--- start Rows ---

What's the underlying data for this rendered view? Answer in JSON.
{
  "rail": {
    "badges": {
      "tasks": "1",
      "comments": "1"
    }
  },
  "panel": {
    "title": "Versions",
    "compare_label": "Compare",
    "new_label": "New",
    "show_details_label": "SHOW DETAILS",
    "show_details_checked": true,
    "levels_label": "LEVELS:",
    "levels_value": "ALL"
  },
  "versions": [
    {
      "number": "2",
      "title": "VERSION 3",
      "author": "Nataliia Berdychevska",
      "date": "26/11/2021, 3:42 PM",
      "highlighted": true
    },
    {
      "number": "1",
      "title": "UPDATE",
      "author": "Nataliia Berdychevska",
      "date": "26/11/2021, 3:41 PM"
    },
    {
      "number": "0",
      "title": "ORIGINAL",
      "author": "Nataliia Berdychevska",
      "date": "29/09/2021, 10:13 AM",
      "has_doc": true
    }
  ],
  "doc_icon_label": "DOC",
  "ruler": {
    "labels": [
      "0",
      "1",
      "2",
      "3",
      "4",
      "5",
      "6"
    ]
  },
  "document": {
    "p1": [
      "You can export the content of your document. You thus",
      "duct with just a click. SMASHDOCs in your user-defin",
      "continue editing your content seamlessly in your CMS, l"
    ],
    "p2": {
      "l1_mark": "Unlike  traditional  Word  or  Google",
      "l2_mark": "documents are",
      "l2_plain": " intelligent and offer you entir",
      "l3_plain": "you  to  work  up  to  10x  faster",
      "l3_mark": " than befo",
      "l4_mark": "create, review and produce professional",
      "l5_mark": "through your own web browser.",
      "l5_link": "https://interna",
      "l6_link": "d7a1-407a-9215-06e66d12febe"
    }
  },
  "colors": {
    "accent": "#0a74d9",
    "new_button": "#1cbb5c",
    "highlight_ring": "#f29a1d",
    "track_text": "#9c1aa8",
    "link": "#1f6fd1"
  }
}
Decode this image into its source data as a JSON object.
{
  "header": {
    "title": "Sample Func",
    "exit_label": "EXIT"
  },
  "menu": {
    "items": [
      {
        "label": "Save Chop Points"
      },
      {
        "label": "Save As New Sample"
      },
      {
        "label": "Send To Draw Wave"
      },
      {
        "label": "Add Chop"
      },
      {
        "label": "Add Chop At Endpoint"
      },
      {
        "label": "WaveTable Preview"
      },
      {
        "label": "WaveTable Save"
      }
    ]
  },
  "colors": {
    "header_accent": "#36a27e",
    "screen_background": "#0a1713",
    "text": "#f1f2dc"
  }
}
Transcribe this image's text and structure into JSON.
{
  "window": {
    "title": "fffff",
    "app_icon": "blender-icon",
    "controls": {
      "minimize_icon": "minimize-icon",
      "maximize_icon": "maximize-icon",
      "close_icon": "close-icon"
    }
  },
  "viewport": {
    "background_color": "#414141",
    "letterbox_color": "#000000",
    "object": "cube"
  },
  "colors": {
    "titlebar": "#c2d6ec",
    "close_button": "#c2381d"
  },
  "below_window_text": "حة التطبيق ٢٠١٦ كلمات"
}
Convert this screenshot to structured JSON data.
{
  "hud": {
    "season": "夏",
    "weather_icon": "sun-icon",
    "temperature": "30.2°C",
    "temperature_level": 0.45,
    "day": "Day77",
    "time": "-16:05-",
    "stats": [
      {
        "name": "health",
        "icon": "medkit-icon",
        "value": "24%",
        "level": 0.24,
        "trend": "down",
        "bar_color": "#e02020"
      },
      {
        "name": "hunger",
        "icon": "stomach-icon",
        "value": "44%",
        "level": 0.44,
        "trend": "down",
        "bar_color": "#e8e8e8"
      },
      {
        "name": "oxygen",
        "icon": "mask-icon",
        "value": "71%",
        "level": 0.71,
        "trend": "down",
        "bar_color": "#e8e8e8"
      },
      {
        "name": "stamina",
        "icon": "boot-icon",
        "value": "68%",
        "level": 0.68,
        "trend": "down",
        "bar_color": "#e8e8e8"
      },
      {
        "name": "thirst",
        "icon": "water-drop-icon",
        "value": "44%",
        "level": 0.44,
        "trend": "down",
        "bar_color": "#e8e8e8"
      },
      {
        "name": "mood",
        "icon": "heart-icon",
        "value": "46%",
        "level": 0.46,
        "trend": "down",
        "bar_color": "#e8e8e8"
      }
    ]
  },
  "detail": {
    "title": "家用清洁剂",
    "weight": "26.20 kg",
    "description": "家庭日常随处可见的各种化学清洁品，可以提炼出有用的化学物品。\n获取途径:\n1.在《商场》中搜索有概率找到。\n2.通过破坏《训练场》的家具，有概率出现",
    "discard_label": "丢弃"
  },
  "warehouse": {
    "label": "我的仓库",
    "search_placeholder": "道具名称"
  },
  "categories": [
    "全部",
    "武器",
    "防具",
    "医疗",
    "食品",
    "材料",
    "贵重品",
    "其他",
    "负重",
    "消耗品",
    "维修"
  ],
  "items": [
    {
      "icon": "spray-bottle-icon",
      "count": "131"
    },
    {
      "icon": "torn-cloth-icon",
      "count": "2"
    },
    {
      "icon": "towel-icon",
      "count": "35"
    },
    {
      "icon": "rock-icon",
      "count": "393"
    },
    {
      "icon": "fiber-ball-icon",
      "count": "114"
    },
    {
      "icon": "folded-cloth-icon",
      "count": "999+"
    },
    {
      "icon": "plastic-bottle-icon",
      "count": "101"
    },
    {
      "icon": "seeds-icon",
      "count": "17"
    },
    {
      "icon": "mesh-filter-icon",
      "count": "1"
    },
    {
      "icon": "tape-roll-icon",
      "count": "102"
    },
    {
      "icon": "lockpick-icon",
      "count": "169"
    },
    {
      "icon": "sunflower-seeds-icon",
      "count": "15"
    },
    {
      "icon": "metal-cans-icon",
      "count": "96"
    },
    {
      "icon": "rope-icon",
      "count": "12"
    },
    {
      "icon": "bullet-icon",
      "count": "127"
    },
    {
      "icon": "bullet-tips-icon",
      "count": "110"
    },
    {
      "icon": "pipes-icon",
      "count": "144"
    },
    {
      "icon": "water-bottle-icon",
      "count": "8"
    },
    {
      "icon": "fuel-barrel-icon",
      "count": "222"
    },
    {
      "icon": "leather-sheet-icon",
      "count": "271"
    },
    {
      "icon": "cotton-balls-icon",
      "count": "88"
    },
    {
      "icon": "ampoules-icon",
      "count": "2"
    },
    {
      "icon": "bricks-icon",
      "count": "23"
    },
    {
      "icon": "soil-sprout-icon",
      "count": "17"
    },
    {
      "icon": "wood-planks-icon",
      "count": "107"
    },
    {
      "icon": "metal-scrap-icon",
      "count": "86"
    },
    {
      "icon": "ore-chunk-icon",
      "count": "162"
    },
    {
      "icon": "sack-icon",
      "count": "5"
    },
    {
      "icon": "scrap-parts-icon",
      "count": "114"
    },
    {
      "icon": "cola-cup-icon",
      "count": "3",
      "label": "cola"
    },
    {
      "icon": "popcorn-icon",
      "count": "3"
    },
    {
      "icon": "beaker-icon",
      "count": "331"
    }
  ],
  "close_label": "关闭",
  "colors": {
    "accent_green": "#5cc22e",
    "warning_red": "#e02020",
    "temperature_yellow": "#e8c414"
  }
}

--- end Rows ---

Set problem =>
All the entries above need to be reproduced exactly.

Reply =>
What's the underlying data for this rendered view? Answer in JSON.
{
  "rail": {
    "badges": {
      "tasks": "1",
      "comments": "1"
    }
  },
  "panel": {
    "title": "Versions",
    "compare_label": "Compare",
    "new_label": "New",
    "show_details_label": "SHOW DETAILS",
    "show_details_checked": true,
    "levels_label": "LEVELS:",
    "levels_value": "ALL"
  },
  "versions": [
    {
      "number": "2",
      "title": "VERSION 3",
      "author": "Nataliia Berdychevska",
      "date": "26/11/2021, 3:42 PM",
      "highlighted": true
    },
    {
      "number": "1",
      "title": "UPDATE",
      "author": "Nataliia Berdychevska",
      "date": "26/11/2021, 3:41 PM"
    },
    {
      "number": "0",
      "title": "ORIGINAL",
      "author": "Nataliia Berdychevska",
      "date": "29/09/2021, 10:13 AM",
      "has_doc": true
    }
  ],
  "doc_icon_label": "DOC",
  "ruler": {
    "labels": [
      "0",
      "1",
      "2",
      "3",
      "4",
      "5",
      "6"
    ]
  },
  "document": {
    "p1": [
      "You can export the content of your document. You thus",
      "duct with just a click. SMASHDOCs in your user-defin",
      "continue editing your content seamlessly in your CMS, l"
    ],
    "p2": {
      "l1_mark": "Unlike  traditional  Word  or  Google",
      "l2_mark": "documents are",
      "l2_plain": " intelligent and offer you entir",
      "l3_plain": "you  to  work  up  to  10x  faster",
      "l3_mark": " than befo",
      "l4_mark": "create, review and produce professional",
      "l5_mark": "through your own web browser.",
      "l5_link": "https://interna",
      "l6_link": "d7a1-407a-9215-06e66d12febe"
    }
  },
  "colors": {
    "accent": "#0a74d9",
    "new_button": "#1cbb5c",
    "highlight_ring": "#f29a1d",
    "track_text": "#9c1aa8",
    "link": "#1f6fd1"
  }
}
Decode this image into its source data as a JSON object.
{
  "header": {
    "title": "Sample Func",
    "exit_label": "EXIT"
  },
  "menu": {
    "items": [
      {
        "label": "Save Chop Points"
      },
      {
        "label": "Save As New Sample"
      },
      {
        "label": "Send To Draw Wave"
      },
      {
        "label": "Add Chop"
      },
      {
        "label": "Add Chop At Endpoint"
      },
      {
        "label": "WaveTable Preview"
      },
      {
        "label": "WaveTable Save"
      }
    ]
  },
  "colors": {
    "header_accent": "#36a27e",
    "screen_background": "#0a1713",
    "text": "#f1f2dc"
  }
}
Transcribe this image's text and structure into JSON.
{
  "window": {
    "title": "fffff",
    "app_icon": "blender-icon",
    "controls": {
      "minimize_icon": "minimize-icon",
      "maximize_icon": "maximize-icon",
      "close_icon": "close-icon"
    }
  },
  "viewport": {
    "background_color": "#414141",
    "letterbox_color": "#000000",
    "object": "cube"
  },
  "colors": {
    "titlebar": "#c2d6ec",
    "close_button": "#c2381d"
  },
  "below_window_text": "حة التطبيق ٢٠١٦ كلمات"
}
Convert this screenshot to structured JSON data.
{
  "hud": {
    "season": "夏",
    "weather_icon": "sun-icon",
    "temperature": "30.2°C",
    "temperature_level": 0.45,
    "day": "Day77",
    "time": "-16:05-",
    "stats": [
      {
        "name": "health",
        "icon": "medkit-icon",
        "value": "24%",
        "level": 0.24,
        "trend": "down",
        "bar_color": "#e02020"
      },
      {
        "name": "hunger",
        "icon": "stomach-icon",
        "value": "44%",
        "level": 0.44,
        "trend": "down",
        "bar_color": "#e8e8e8"
      },
      {
        "name": "oxygen",
        "icon": "mask-icon",
        "value": "71%",
        "level": 0.71,
        "trend": "down",
        "bar_color": "#e8e8e8"
      },
      {
        "name": "stamina",
        "icon": "boot-icon",
        "value": "68%",
        "level": 0.68,
        "trend": "down",
        "bar_color": "#e8e8e8"
      },
      {
        "name": "thirst",
        "icon": "water-drop-icon",
        "value": "44%",
        "level": 0.44,
        "trend": "down",
        "bar_color": "#e8e8e8"
      },
      {
        "name": "mood",
        "icon": "heart-icon",
        "value": "46%",
        "level": 0.46,
        "trend": "down",
        "bar_color": "#e8e8e8"
      }
    ]
  },
  "detail": {
    "title": "家用清洁剂",
    "weight": "26.20 kg",
    "description": "家庭日常随处可见的各种化学清洁品，可以提炼出有用的化学物品。\n获取途径:\n1.在《商场》中搜索有概率找到。\n2.通过破坏《训练场》的家具，有概率出现",
    "discard_label": "丢弃"
  },
  "warehouse": {
    "label": "我的仓库",
    "search_placeholder": "道具名称"
  },
  "categories": [
    "全部",
    "武器",
    "防具",
    "医疗",
    "食品",
    "材料",
    "贵重品",
    "其他",
    "负重",
    "消耗品",
    "维修"
  ],
  "items": [
    {
      "icon": "spray-bottle-icon",
      "count": "131"
    },
    {
      "icon": "torn-cloth-icon",
      "count": "2"
    },
    {
      "icon": "towel-icon",
      "count": "35"
    },
    {
      "icon": "rock-icon",
      "count": "393"
    },
    {
      "icon": "fiber-ball-icon",
      "count": "114"
    },
    {
      "icon": "folded-cloth-icon",
      "count": "999+"
    },
    {
      "icon": "plastic-bottle-icon",
      "count": "101"
    },
    {
      "icon": "seeds-icon",
      "count": "17"
    },
    {
      "icon": "mesh-filter-icon",
      "count": "1"
    },
    {
      "icon": "tape-roll-icon",
      "count": "102"
    },
    {
      "icon": "lockpick-icon",
      "count": "169"
    },
    {
      "icon": "sunflower-seeds-icon",
      "count": "15"
    },
    {
      "icon": "metal-cans-icon",
      "count": "96"
    },
    {
      "icon": "rope-icon",
      "count": "12"
    },
    {
      "icon": "bullet-icon",
      "count": "127"
    },
    {
      "icon": "bullet-tips-icon",
      "count": "110"
    },
    {
      "icon": "pipes-icon",
      "count": "144"
    },
    {
      "icon": "water-bottle-icon",
      "count": "8"
    },
    {
      "icon": "fuel-barrel-icon",
      "count": "222"
    },
    {
      "icon": "leather-sheet-icon",
      "count": "271"
    },
    {
      "icon": "cotton-balls-icon",
      "count": "88"
    },
    {
      "icon": "ampoules-icon",
      "count": "2"
    },
    {
      "icon": "bricks-icon",
      "count": "23"
    },
    {
      "icon": "soil-sprout-icon",
      "count": "17"
    },
    {
      "icon": "wood-planks-icon",
      "count": "107"
    },
    {
      "icon": "metal-scrap-icon",
      "count": "86"
    },
    {
      "icon": "ore-chunk-icon",
      "count": "162"
    },
    {
      "icon": "sack-icon",
      "count": "5"
    },
    {
      "icon": "scrap-parts-icon",
      "count": "114"
    },
    {
      "icon": "cola-cup-icon",
      "count": "3",
      "label": "cola"
    },
    {
      "icon": "popcorn-icon",
      "count": "3"
    },
    {
      "icon": "beaker-icon",
      "count": "331"
    }
  ],
  "close_label": "关闭",
  "colors": {
    "accent_green": "#5cc22e",
    "warning_red": "#e02020",
    "temperature_yellow": "#e8c414"
  }
}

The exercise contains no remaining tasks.